**What is needed**
Pick out all lines with the word "name" from the records that follow.

■ ■ ■ ■

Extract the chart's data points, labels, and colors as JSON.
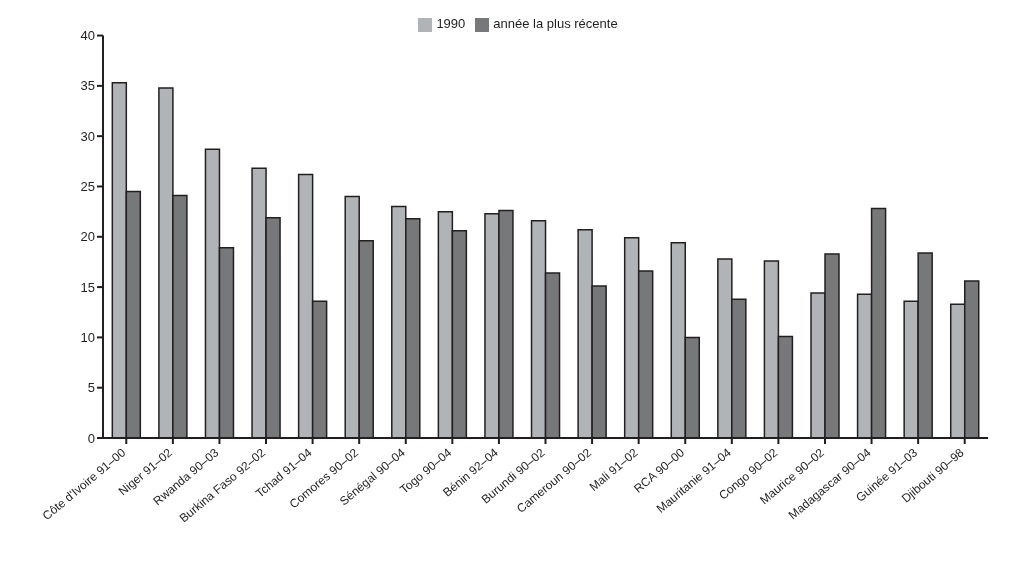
{
  "chart_data": {
    "type": "bar",
    "categories": [
      "Côte d'Ivoire 91–00",
      "Niger 91–02",
      "Rwanda 90–03",
      "Burkina Faso 92–02",
      "Tchad 91–04",
      "Comores 90–02",
      "Sénégal 90–04",
      "Togo 90–04",
      "Bénin 92–04",
      "Burundi 90–02",
      "Cameroun 90–02",
      "Mali 91–02",
      "RCA 90–00",
      "Mauritanie 91–04",
      "Congo 90–02",
      "Maurice 90–02",
      "Madagascar 90–04",
      "Guinée 91–03",
      "Djibouti 90–98"
    ],
    "series": [
      {
        "name": "1990",
        "color": "#b1b4b7",
        "values": [
          35.3,
          34.8,
          28.7,
          26.8,
          26.2,
          24.0,
          23.0,
          22.5,
          22.3,
          21.6,
          20.7,
          19.9,
          19.4,
          17.8,
          17.6,
          14.4,
          14.3,
          13.6,
          13.3
        ]
      },
      {
        "name": "année la plus récente",
        "color": "#77787a",
        "values": [
          24.5,
          24.1,
          18.9,
          21.9,
          13.6,
          19.6,
          21.8,
          20.6,
          22.6,
          16.4,
          15.1,
          16.6,
          10.0,
          13.8,
          10.1,
          18.3,
          22.8,
          18.4,
          15.6
        ]
      }
    ],
    "ylim": [
      0,
      40
    ],
    "yticks": [
      0,
      5,
      10,
      15,
      20,
      25,
      30,
      35,
      40
    ],
    "legend": "top",
    "grid": false
  }
}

■ ■ ■ ■

**The completed task**
        "name": "1990",
        "name": "année la plus récente",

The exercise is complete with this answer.